■ WHAT IS REQUIRED
Omit every picture and output the rest of the records exactly as they are.

* * *

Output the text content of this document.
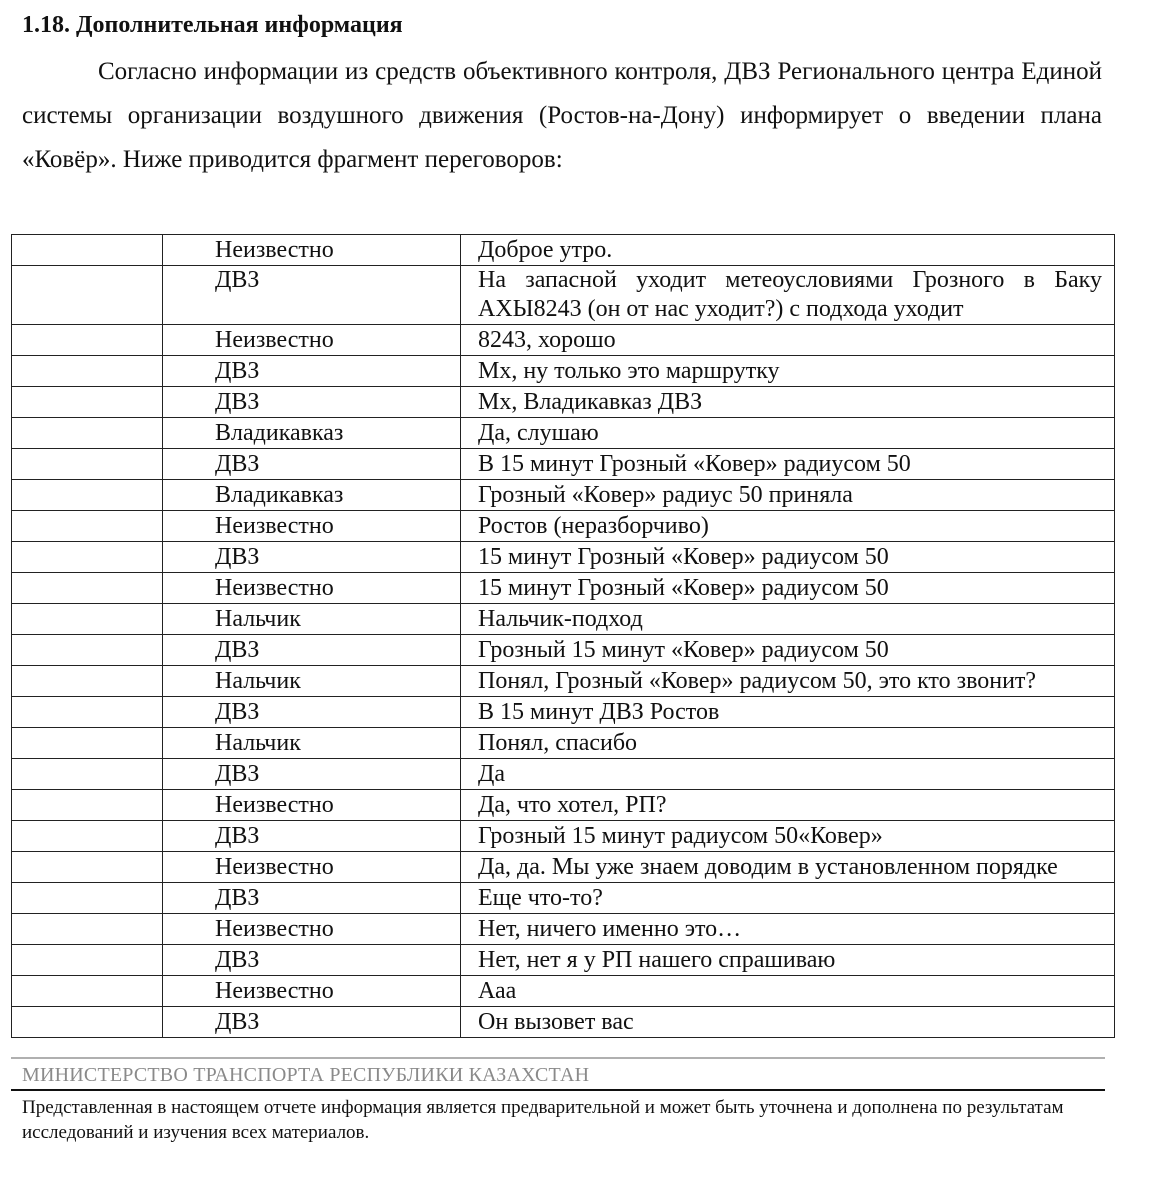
1.18. Дополнительная информация

Согласно информации из средств объективного контроля, ДВЗ Регионального центра Единой системы организации воздушного движения (Ростов-на-Дону) информирует о введении плана «Ковёр». Ниже приводится фрагмент переговоров:

	Неизвестно	Доброе утро.
	ДВЗ	На запасной уходит метеоусловиями Грозного в Баку АХЫ8243 (он от нас уходит?) с подхода уходит
	Неизвестно	8243, хорошо
	ДВЗ	Мх, ну только это маршрутку
	ДВЗ	Мх, Владикавказ ДВЗ
	Владикавказ	Да, слушаю
	ДВЗ	В 15 минут Грозный «Ковер» радиусом 50
	Владикавказ	Грозный «Ковер» радиус 50 приняла
	Неизвестно	Ростов (неразборчиво)
	ДВЗ	15 минут Грозный «Ковер» радиусом 50
	Неизвестно	15 минут Грозный «Ковер» радиусом 50
	Нальчик	Нальчик-подход
	ДВЗ	Грозный 15 минут «Ковер» радиусом 50
	Нальчик	Понял, Грозный «Ковер» радиусом 50, это кто звонит?
	ДВЗ	В 15 минут ДВЗ Ростов
	Нальчик	Понял, спасибо
	ДВЗ	Да
	Неизвестно	Да, что хотел, РП?
	ДВЗ	Грозный 15 минут радиусом 50«Ковер»
	Неизвестно	Да, да. Мы уже знаем доводим в установленном порядке
	ДВЗ	Еще что-то?
	Неизвестно	Нет, ничего именно это…
	ДВЗ	Нет, нет я у РП нашего спрашиваю
	Неизвестно	Ааа
	ДВЗ	Он вызовет вас

МИНИСТЕРСТВО ТРАНСПОРТА РЕСПУБЛИКИ КАЗАХСТАН

Представленная в настоящем отчете информация является предварительной и может быть уточнена и дополнена по результатам исследований и изучения всех материалов.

* * *

■ REPLY
Output the text content of this document.
1.18. Дополнительная информация

Согласно информации из средств объективного контроля, ДВЗ Регионального центра Единой системы организации воздушного движения (Ростов-на-Дону) информирует о введении плана «Ковёр». Ниже приводится фрагмент переговоров:

	Неизвестно	Доброе утро.
	ДВЗ	На запасной уходит метеоусловиями Грозного в Баку АХЫ8243 (он от нас уходит?) с подхода уходит
	Неизвестно	8243, хорошо
	ДВЗ	Мх, ну только это маршрутку
	ДВЗ	Мх, Владикавказ ДВЗ
	Владикавказ	Да, слушаю
	ДВЗ	В 15 минут Грозный «Ковер» радиусом 50
	Владикавказ	Грозный «Ковер» радиус 50 приняла
	Неизвестно	Ростов (неразборчиво)
	ДВЗ	15 минут Грозный «Ковер» радиусом 50
	Неизвестно	15 минут Грозный «Ковер» радиусом 50
	Нальчик	Нальчик-подход
	ДВЗ	Грозный 15 минут «Ковер» радиусом 50
	Нальчик	Понял, Грозный «Ковер» радиусом 50, это кто звонит?
	ДВЗ	В 15 минут ДВЗ Ростов
	Нальчик	Понял, спасибо
	ДВЗ	Да
	Неизвестно	Да, что хотел, РП?
	ДВЗ	Грозный 15 минут радиусом 50«Ковер»
	Неизвестно	Да, да. Мы уже знаем доводим в установленном порядке
	ДВЗ	Еще что-то?
	Неизвестно	Нет, ничего именно это…
	ДВЗ	Нет, нет я у РП нашего спрашиваю
	Неизвестно	Ааа
	ДВЗ	Он вызовет вас

МИНИСТЕРСТВО ТРАНСПОРТА РЕСПУБЛИКИ КАЗАХСТАН

Представленная в настоящем отчете информация является предварительной и может быть уточнена и дополнена по результатам исследований и изучения всех материалов.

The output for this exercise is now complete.